Give the number of lines holding the string "soon" and nothing more.

EXERCISE MATERIAL:
——
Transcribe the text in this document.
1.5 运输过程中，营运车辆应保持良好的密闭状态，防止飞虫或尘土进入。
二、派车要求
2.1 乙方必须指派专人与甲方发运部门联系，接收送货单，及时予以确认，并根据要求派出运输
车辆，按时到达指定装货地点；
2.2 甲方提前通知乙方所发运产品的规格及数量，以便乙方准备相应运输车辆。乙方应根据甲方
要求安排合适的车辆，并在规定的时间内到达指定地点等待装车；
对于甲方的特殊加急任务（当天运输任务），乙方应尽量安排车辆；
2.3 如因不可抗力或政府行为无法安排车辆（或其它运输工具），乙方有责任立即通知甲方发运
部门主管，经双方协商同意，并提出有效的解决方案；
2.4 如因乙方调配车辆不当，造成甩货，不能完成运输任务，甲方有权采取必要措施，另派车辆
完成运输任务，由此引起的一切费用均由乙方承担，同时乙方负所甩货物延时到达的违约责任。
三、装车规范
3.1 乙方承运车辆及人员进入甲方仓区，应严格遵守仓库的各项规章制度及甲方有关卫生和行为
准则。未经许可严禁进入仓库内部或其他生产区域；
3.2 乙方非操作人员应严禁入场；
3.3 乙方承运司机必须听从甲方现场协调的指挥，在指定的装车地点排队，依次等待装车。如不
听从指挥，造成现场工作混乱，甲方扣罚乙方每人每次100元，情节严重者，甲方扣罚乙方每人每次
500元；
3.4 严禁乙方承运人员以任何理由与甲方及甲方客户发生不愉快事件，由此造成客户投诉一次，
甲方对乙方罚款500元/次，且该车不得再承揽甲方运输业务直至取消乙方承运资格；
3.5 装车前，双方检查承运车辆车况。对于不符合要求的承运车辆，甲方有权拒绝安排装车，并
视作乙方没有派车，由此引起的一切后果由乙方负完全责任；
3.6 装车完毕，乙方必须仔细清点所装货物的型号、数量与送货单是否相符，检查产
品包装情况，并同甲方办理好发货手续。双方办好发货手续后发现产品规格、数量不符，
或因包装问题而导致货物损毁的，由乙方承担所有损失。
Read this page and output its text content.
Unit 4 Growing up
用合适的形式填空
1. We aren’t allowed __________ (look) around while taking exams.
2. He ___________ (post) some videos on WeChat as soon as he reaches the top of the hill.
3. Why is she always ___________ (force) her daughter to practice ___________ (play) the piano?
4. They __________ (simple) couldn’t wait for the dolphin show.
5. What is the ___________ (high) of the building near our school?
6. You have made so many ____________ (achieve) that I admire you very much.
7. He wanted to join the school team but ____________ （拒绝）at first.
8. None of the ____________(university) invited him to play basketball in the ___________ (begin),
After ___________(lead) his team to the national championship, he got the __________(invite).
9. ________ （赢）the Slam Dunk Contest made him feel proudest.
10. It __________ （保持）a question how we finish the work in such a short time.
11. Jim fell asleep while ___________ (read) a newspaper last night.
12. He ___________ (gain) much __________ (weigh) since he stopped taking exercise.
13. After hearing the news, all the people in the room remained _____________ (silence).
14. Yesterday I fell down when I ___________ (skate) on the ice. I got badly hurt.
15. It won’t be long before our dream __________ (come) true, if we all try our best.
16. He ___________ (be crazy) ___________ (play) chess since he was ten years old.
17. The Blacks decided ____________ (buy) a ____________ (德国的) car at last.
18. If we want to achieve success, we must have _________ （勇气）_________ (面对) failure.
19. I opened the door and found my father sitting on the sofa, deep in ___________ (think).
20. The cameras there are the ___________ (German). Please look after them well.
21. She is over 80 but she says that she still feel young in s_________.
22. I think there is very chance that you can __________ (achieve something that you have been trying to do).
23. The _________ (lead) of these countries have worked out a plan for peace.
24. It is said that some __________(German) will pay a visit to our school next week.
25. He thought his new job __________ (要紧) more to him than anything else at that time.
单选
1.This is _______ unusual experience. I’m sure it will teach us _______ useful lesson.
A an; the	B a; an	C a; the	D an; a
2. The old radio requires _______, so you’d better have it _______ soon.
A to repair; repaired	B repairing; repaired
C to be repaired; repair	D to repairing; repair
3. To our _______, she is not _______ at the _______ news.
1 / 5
——
RESULT OF THE TASK: 2